:: WHAT TO WORK ON ::
1. According to the herbarium text, what is a xylarium?
2. Transcribe the herbarium text between "In botany, a" and "as a fungarium.", inclusive.
3. Render this sentence from the herbarium text in Spanish: "A large herbarium may have hundreds of cases filled with specimens."

In botany, a herbarium (plural: herbaria) – sometimes known by the Anglicized term herbar – is a collection of preserved plant specimens. These specimens may be whole plants or plant parts: these will usually be in a dried form mounted on a sheet but, depending upon the material, may also be kept in alcohol or other preservative. The same term is often used in mycology to describe an equivalent collection of preserved fungi, otherwise known as a fungarium.

The term can also refer to the building where the specimens are stored or to the scientific institute that not only stores but researches these specimens. The specimens in a herbarium are often used as reference material in describing plant taxa; some specimens may be types.

A xylarium is a herbarium specialising in specimens of wood. A hortorium (as in the Liberty Hyde Bailey Hortorium) is one specialising in preserved specimens of cultivated plant.


Contents

Specimen preservation [edit]

Preparing a plant for mounting

To preserve their form and color, plants collected in the field are spread flat on sheets of newsprint and dried, usually in a plant press, between blotters or absorbent paper. The specimens, which are then mounted on sheets of stiff white paper, are labeled with all essential data, such as date and place found, description of the plant, altitude, and special habitat conditions. The sheet is then placed in a protective case. As a precaution against insect attack, the pressed plant is frozen or poisoned, and the case disinfected.

Certain groups of plants are soft, bulky, or otherwise not amenable to drying and mounting on sheets. For these plants, other methods of preparation and storage may be used. For example, conifer cones and palm fronds may be stored in labeled boxes. Representative flowers or fruits may be pickled in formaldehyde to preserve their three-dimensional structure. Small specimens, such as mosses and lichens, are often air-dried and packaged in small paper envelopes.

No matter the method of preservation, detailed information on where and when the plant was collected, habitat, color (since it may fade over time), and the name of the collector is usually included.


Collections management [edit]

A large herbarium may have hundreds of cases filled with specimens.

Most herbaria utilize a standard system of organizing their specimens into herbarium cases. Specimen sheets are stacked in groups by the species to which they belong and placed into a large lightweight folder that is labelled on the bottom edge. Groups of species folders are then placed together into larger, heavier folders by genus. The genus folders are then sorted by taxonomic family according to the standard system selected for use by the herbarium and placed into pigeonholes in herbarium cabinets.

Locating a specimen filed in the herbarium requires knowing the nomenclature and classification used by the herbarium. It also requires familiarity with possible name changes that have occurred since the specimen was collected, since the specimen may be filed under an older name.

:: INFORMATION SUPPLIED ::

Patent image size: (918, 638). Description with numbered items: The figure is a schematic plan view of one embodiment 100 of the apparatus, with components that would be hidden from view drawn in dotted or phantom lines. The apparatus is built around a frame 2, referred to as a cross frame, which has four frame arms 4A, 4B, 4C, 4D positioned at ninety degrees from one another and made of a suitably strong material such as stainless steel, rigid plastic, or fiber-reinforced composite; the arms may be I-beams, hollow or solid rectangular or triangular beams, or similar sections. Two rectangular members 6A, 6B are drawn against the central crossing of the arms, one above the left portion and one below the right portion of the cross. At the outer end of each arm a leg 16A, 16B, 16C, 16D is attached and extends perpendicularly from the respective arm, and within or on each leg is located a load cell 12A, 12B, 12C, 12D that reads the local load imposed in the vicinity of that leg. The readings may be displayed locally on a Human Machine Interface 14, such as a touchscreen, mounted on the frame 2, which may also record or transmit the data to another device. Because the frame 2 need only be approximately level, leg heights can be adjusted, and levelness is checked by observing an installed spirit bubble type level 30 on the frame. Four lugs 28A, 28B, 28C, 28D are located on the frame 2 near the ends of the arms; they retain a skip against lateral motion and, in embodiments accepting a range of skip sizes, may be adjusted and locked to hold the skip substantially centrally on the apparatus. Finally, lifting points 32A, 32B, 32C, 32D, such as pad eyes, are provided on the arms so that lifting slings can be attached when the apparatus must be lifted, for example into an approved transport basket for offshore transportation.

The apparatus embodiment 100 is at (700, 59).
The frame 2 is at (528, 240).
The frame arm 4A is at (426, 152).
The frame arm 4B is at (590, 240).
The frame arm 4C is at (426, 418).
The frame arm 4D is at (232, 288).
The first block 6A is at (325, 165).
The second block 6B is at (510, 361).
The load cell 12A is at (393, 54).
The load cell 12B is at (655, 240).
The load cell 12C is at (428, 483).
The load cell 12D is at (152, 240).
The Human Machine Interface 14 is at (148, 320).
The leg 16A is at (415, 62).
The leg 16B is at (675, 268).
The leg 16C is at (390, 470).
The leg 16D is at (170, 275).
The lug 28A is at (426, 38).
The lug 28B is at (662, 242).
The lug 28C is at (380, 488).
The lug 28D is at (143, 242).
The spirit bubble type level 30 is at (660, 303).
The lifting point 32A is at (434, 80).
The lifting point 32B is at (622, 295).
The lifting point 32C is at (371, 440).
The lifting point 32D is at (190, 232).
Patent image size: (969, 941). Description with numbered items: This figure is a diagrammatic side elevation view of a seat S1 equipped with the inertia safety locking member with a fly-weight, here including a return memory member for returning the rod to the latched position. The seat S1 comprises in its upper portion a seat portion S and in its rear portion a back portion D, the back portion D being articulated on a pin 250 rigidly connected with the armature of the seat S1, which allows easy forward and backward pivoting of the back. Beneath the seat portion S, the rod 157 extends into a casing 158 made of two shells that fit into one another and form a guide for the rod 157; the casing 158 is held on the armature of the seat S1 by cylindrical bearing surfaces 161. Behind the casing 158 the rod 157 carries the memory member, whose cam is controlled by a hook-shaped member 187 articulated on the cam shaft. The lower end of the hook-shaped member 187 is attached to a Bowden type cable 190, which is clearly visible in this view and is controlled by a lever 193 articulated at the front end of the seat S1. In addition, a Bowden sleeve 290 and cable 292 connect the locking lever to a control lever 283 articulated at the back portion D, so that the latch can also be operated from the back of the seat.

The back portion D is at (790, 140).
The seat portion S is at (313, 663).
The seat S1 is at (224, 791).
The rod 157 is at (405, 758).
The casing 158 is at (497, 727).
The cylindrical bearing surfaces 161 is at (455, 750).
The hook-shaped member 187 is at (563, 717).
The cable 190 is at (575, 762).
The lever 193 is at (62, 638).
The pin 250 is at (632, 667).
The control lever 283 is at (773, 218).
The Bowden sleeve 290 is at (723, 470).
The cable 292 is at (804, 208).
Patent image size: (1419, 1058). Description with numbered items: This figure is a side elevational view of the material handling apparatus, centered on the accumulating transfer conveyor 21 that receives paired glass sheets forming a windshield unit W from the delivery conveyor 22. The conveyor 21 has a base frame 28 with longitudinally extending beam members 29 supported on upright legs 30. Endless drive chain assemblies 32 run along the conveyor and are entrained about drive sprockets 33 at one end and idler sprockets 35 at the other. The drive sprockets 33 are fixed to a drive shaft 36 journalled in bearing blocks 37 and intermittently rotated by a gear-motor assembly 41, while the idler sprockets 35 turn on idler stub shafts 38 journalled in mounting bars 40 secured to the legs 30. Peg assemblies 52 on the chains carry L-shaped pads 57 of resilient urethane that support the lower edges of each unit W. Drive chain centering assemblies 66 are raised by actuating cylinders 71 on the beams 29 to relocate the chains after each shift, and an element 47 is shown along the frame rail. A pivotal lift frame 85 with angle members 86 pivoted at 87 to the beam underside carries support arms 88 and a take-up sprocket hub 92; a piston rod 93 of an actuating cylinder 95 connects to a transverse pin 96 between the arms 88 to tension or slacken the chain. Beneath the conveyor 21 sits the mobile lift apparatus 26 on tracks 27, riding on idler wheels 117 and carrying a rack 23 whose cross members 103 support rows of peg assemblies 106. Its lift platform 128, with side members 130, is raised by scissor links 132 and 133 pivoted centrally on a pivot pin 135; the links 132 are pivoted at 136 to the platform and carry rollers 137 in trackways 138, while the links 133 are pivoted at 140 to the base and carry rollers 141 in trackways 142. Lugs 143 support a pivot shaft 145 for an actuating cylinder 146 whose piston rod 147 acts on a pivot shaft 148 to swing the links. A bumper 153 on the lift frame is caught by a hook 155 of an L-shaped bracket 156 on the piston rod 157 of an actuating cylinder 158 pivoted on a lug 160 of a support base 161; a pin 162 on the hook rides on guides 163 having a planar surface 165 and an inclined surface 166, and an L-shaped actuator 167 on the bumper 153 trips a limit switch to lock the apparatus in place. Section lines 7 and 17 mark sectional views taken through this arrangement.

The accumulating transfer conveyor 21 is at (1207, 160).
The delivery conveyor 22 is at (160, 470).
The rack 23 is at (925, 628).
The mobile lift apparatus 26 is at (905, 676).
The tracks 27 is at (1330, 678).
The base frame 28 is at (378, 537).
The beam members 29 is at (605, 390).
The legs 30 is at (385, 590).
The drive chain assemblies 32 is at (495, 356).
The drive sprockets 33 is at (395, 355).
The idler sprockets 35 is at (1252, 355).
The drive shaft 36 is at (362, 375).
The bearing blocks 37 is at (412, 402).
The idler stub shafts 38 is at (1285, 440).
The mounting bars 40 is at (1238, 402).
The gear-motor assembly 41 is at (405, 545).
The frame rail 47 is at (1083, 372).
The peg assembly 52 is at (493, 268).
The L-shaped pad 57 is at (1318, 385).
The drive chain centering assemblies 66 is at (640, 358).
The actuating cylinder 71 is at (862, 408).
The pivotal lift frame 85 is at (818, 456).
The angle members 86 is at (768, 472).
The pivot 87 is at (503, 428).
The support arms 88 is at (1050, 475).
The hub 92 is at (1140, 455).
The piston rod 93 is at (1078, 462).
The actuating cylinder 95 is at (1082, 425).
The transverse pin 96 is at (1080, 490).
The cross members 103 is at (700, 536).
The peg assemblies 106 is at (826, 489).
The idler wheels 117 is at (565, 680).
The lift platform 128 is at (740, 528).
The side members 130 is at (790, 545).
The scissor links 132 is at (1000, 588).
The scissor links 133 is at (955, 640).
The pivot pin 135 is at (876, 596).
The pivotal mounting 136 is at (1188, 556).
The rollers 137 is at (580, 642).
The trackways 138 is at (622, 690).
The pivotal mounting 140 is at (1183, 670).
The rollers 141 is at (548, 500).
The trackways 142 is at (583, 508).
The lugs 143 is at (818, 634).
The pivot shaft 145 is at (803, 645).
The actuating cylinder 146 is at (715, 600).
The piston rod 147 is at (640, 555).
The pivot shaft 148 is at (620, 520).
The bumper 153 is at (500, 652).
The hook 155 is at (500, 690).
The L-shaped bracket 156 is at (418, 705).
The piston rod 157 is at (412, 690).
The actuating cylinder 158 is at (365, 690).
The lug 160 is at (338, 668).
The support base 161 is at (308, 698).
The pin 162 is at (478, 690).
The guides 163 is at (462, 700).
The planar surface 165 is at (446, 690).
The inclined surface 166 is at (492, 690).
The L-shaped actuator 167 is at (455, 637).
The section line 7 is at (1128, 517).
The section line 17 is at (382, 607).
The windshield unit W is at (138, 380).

:: ANSWERS TO EACH TASK ::
1. A herbarium that specializes in specimens of wood.

2.
In botany, a herbarium (plural: herbaria) – sometimes known by the Anglicized term herbar – is a collection of preserved plant specimens. These specimens may be whole plants or plant parts: these will usually be in a dried form mounted on a sheet but, depending upon the material, may also be kept in alcohol or other preservative. The same term is often used in mycology to describe an equivalent collection of preserved fungi, otherwise known as a fungarium.

3. Un herbario grande puede tener cientos de armarios llenos de especímenes.